● Written exercise:
Repeat the entire listing exactly as written.

___ Data rows

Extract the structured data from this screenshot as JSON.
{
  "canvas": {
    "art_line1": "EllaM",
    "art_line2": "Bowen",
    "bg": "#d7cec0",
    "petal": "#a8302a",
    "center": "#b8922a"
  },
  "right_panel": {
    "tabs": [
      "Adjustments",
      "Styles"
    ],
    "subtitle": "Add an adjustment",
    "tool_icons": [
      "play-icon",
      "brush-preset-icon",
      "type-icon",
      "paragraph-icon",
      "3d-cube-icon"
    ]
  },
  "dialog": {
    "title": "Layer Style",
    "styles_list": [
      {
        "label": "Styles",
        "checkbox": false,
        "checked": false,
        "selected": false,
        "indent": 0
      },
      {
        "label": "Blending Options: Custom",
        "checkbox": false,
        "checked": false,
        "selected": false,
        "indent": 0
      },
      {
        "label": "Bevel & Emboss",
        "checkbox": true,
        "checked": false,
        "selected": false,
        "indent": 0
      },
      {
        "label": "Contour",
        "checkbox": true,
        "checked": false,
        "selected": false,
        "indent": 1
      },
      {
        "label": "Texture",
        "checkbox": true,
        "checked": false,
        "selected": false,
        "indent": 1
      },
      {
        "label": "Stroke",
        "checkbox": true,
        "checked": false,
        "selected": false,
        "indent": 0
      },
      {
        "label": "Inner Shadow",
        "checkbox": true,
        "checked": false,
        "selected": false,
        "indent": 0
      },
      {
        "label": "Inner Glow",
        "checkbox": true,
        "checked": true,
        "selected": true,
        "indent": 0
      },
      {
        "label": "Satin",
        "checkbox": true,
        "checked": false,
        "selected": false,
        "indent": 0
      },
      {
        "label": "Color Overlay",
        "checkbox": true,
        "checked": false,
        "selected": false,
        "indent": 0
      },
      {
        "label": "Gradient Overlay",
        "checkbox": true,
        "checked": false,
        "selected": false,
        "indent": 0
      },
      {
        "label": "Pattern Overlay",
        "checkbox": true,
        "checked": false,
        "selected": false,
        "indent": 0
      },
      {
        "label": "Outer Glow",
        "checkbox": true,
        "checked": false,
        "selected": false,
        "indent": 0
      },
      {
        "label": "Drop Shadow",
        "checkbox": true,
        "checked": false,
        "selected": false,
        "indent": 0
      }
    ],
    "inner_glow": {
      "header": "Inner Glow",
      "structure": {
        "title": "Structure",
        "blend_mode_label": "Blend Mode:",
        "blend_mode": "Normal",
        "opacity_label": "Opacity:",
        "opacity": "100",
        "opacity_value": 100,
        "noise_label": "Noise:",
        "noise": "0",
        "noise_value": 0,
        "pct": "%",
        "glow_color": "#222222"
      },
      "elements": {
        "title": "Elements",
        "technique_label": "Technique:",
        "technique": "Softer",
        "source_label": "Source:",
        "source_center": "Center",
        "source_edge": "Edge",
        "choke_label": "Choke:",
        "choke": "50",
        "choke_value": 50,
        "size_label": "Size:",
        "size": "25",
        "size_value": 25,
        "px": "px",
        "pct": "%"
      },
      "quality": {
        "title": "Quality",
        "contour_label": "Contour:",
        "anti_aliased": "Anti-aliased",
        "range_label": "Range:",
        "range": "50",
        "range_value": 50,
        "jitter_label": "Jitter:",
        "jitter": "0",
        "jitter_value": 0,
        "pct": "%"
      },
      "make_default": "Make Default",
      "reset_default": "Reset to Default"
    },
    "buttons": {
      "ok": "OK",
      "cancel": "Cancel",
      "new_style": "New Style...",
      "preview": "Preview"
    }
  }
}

______

● Complete answer:
Extract the structured data from this screenshot as JSON.
{
  "canvas": {
    "art_line1": "EllaM",
    "art_line2": "Bowen",
    "bg": "#d7cec0",
    "petal": "#a8302a",
    "center": "#b8922a"
  },
  "right_panel": {
    "tabs": [
      "Adjustments",
      "Styles"
    ],
    "subtitle": "Add an adjustment",
    "tool_icons": [
      "play-icon",
      "brush-preset-icon",
      "type-icon",
      "paragraph-icon",
      "3d-cube-icon"
    ]
  },
  "dialog": {
    "title": "Layer Style",
    "styles_list": [
      {
        "label": "Styles",
        "checkbox": false,
        "checked": false,
        "selected": false,
        "indent": 0
      },
      {
        "label": "Blending Options: Custom",
        "checkbox": false,
        "checked": false,
        "selected": false,
        "indent": 0
      },
      {
        "label": "Bevel & Emboss",
        "checkbox": true,
        "checked": false,
        "selected": false,
        "indent": 0
      },
      {
        "label": "Contour",
        "checkbox": true,
        "checked": false,
        "selected": false,
        "indent": 1
      },
      {
        "label": "Texture",
        "checkbox": true,
        "checked": false,
        "selected": false,
        "indent": 1
      },
      {
        "label": "Stroke",
        "checkbox": true,
        "checked": false,
        "selected": false,
        "indent": 0
      },
      {
        "label": "Inner Shadow",
        "checkbox": true,
        "checked": false,
        "selected": false,
        "indent": 0
      },
      {
        "label": "Inner Glow",
        "checkbox": true,
        "checked": true,
        "selected": true,
        "indent": 0
      },
      {
        "label": "Satin",
        "checkbox": true,
        "checked": false,
        "selected": false,
        "indent": 0
      },
      {
        "label": "Color Overlay",
        "checkbox": true,
        "checked": false,
        "selected": false,
        "indent": 0
      },
      {
        "label": "Gradient Overlay",
        "checkbox": true,
        "checked": false,
        "selected": false,
        "indent": 0
      },
      {
        "label": "Pattern Overlay",
        "checkbox": true,
        "checked": false,
        "selected": false,
        "indent": 0
      },
      {
        "label": "Outer Glow",
        "checkbox": true,
        "checked": false,
        "selected": false,
        "indent": 0
      },
      {
        "label": "Drop Shadow",
        "checkbox": true,
        "checked": false,
        "selected": false,
        "indent": 0
      }
    ],
    "inner_glow": {
      "header": "Inner Glow",
      "structure": {
        "title": "Structure",
        "blend_mode_label": "Blend Mode:",
        "blend_mode": "Normal",
        "opacity_label": "Opacity:",
        "opacity": "100",
        "opacity_value": 100,
        "noise_label": "Noise:",
        "noise": "0",
        "noise_value": 0,
        "pct": "%",
        "glow_color": "#222222"
      },
      "elements": {
        "title": "Elements",
        "technique_label": "Technique:",
        "technique": "Softer",
        "source_label": "Source:",
        "source_center": "Center",
        "source_edge": "Edge",
        "choke_label": "Choke:",
        "choke": "50",
        "choke_value": 50,
        "size_label": "Size:",
        "size": "25",
        "size_value": 25,
        "px": "px",
        "pct": "%"
      },
      "quality": {
        "title": "Quality",
        "contour_label": "Contour:",
        "anti_aliased": "Anti-aliased",
        "range_label": "Range:",
        "range": "50",
        "range_value": 50,
        "jitter_label": "Jitter:",
        "jitter": "0",
        "jitter_value": 0,
        "pct": "%"
      },
      "make_default": "Make Default",
      "reset_default": "Reset to Default"
    },
    "buttons": {
      "ok": "OK",
      "cancel": "Cancel",
      "new_style": "New Style...",
      "preview": "Preview"
    }
  }
}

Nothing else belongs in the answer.